▽

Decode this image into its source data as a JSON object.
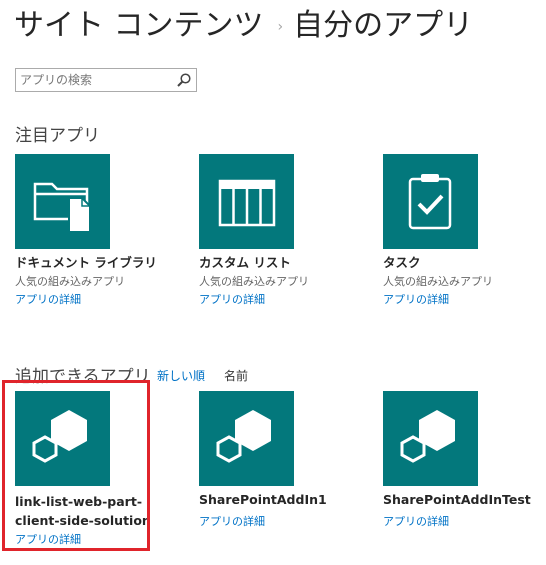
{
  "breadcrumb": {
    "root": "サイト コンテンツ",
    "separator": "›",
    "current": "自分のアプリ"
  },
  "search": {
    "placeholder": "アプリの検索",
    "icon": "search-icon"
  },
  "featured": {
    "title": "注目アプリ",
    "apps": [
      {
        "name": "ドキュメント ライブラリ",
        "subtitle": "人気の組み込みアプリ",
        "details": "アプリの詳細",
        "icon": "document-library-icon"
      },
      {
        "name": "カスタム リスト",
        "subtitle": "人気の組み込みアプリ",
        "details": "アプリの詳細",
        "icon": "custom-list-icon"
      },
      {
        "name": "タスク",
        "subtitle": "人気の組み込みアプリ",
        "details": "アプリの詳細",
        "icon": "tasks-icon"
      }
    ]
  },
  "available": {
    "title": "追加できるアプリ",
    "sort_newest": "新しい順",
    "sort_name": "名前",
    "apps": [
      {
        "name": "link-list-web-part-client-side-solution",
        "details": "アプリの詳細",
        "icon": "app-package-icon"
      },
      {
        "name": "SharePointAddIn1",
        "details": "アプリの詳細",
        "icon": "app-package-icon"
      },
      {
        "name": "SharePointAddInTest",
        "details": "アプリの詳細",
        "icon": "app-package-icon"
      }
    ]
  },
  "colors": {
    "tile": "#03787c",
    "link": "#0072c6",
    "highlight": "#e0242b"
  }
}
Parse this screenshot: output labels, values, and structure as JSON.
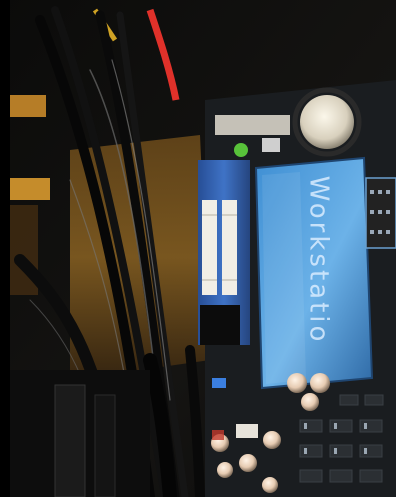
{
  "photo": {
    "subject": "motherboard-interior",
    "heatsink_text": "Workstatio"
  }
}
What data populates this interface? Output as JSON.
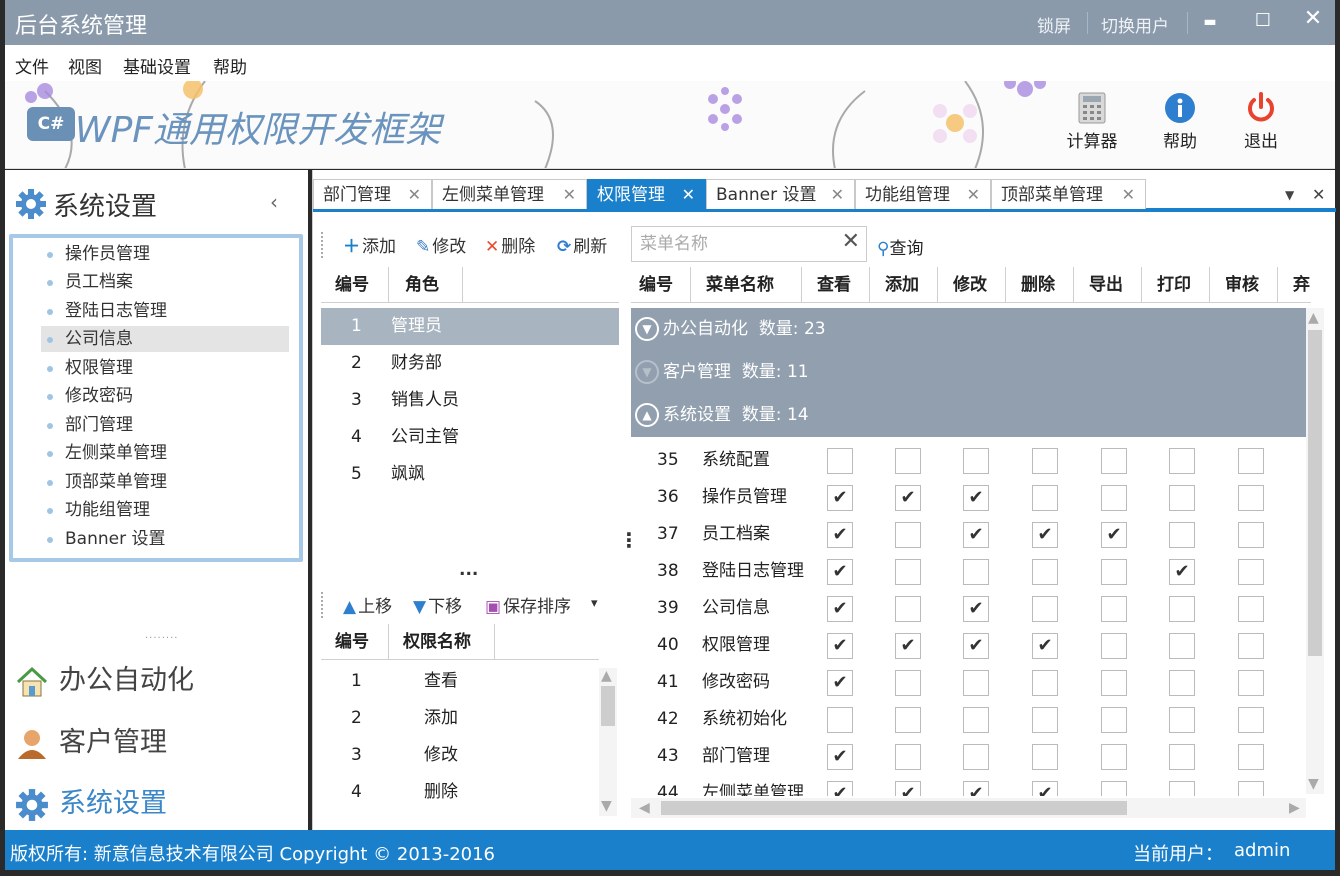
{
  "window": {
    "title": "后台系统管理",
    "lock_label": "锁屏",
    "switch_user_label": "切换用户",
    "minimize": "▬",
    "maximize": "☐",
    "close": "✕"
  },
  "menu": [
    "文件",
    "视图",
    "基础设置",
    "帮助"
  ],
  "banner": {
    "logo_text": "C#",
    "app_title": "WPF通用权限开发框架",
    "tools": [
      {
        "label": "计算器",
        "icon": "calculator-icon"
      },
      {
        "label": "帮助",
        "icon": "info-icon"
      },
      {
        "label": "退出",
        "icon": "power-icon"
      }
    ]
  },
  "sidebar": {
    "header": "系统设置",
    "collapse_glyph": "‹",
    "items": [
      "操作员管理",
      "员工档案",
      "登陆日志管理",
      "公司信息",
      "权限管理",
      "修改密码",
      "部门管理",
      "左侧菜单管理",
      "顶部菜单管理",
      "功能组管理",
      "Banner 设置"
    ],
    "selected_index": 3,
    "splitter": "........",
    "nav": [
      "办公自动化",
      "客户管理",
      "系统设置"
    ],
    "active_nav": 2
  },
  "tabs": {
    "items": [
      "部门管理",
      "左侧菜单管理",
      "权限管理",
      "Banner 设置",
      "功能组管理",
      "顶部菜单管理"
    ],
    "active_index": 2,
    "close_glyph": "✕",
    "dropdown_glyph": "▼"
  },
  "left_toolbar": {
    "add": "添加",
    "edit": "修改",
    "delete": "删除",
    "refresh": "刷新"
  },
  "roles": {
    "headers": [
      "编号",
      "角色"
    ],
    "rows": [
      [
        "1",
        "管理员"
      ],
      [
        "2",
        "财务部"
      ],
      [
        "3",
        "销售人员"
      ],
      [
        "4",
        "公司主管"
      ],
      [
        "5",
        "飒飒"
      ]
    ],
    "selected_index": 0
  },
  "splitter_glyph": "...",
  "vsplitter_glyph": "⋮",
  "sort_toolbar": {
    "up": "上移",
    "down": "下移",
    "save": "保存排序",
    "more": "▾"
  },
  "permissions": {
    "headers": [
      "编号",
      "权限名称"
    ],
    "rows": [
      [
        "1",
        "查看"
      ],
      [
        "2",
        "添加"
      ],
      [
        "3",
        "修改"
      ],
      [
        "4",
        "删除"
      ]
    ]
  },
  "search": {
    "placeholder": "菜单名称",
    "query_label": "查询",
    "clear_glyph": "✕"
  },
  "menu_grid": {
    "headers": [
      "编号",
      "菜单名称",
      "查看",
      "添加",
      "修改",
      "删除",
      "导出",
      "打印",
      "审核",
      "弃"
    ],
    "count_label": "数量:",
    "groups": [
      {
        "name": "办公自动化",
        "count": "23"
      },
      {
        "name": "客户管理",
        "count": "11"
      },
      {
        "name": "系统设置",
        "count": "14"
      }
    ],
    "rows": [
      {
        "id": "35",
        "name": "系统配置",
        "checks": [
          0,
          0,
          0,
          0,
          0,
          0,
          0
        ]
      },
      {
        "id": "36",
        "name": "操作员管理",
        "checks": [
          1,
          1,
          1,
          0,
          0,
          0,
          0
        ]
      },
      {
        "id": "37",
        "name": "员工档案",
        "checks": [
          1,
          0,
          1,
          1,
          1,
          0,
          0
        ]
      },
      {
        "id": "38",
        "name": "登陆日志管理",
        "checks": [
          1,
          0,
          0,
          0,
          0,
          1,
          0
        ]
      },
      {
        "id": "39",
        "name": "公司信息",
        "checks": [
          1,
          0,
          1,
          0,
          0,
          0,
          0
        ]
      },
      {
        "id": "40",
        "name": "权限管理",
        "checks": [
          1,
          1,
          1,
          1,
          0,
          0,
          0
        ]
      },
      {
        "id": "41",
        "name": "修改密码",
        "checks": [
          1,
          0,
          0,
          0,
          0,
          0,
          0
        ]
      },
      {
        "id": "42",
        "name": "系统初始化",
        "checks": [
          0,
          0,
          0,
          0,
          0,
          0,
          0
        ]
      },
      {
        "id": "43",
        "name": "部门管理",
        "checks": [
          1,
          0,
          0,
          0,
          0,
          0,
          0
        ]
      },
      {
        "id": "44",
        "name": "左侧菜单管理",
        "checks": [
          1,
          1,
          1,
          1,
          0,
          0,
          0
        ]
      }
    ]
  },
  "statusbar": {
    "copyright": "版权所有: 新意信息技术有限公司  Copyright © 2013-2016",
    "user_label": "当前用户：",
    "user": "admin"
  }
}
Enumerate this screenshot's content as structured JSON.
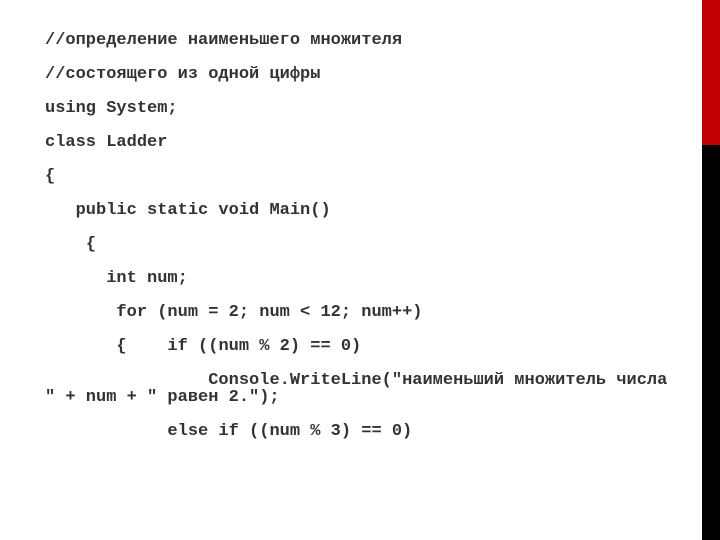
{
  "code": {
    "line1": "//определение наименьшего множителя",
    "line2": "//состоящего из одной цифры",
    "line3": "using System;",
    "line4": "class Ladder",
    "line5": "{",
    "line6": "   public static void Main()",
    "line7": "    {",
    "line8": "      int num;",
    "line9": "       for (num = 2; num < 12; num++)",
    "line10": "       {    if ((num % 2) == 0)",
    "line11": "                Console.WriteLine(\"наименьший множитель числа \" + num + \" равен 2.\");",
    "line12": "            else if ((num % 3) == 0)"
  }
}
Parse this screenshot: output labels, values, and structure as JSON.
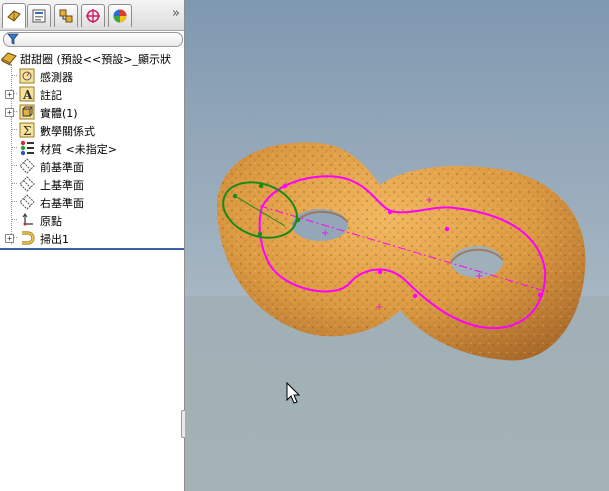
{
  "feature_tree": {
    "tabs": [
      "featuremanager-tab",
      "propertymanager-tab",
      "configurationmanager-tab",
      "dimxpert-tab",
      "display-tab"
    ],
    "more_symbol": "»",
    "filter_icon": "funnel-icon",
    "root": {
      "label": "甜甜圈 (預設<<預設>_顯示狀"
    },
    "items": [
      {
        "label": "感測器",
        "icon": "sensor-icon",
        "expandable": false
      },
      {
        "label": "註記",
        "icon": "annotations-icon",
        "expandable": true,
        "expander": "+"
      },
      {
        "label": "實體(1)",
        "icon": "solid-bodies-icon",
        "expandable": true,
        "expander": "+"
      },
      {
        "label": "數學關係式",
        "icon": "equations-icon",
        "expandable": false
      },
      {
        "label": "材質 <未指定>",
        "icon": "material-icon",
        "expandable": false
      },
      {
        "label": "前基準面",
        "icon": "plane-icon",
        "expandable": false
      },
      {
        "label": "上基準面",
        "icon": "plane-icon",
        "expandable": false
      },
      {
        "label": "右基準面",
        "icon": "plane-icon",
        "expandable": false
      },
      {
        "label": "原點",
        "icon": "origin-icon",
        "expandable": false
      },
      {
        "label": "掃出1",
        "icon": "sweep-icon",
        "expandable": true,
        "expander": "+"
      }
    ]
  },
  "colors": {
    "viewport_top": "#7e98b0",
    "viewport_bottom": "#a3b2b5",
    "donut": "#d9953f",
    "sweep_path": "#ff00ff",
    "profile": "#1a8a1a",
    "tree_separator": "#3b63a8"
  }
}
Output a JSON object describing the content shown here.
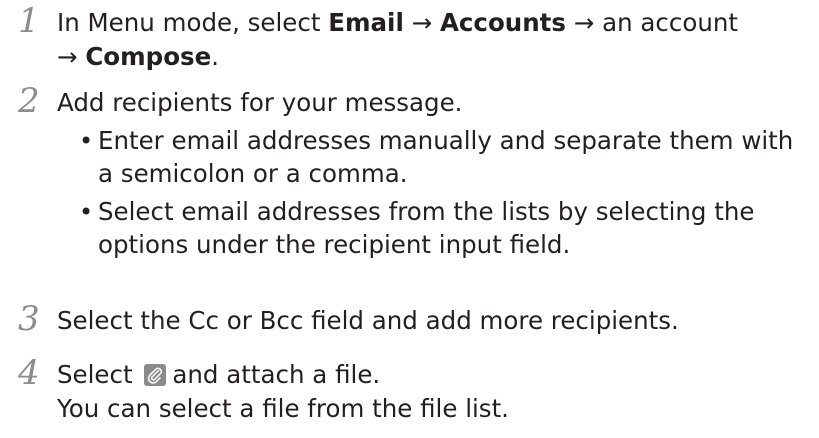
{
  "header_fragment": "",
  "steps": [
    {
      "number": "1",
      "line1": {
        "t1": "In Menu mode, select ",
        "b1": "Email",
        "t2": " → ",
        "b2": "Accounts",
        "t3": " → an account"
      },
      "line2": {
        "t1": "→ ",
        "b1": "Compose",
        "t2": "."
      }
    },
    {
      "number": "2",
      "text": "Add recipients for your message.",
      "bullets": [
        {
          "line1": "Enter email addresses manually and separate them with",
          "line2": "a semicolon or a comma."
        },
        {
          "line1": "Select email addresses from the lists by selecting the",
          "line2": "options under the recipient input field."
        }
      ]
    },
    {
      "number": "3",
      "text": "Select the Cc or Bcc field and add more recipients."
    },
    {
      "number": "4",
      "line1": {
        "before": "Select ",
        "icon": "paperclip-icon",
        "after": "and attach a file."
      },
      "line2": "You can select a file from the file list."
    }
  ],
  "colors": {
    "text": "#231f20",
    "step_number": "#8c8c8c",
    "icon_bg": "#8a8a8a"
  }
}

△

WRITTEN REQUEST
Copy exactly the lines from the line containing "Output a JSON" through the last line of the records above, both included, and leave out any pictures.

THE REPLY
Output a JSON object describing the content shown here.
{
  "header_fragment": "",
  "steps": [
    {
      "number": "1",
      "line1": {
        "t1": "In Menu mode, select ",
        "b1": "Email",
        "t2": " → ",
        "b2": "Accounts",
        "t3": " → an account"
      },
      "line2": {
        "t1": "→ ",
        "b1": "Compose",
        "t2": "."
      }
    },
    {
      "number": "2",
      "text": "Add recipients for your message.",
      "bullets": [
        {
          "line1": "Enter email addresses manually and separate them with",
          "line2": "a semicolon or a comma."
        },
        {
          "line1": "Select email addresses from the lists by selecting the",
          "line2": "options under the recipient input field."
        }
      ]
    },
    {
      "number": "3",
      "text": "Select the Cc or Bcc field and add more recipients."
    },
    {
      "number": "4",
      "line1": {
        "before": "Select ",
        "icon": "paperclip-icon",
        "after": "and attach a file."
      },
      "line2": "You can select a file from the file list."
    }
  ],
  "colors": {
    "text": "#231f20",
    "step_number": "#8c8c8c",
    "icon_bg": "#8a8a8a"
  }
}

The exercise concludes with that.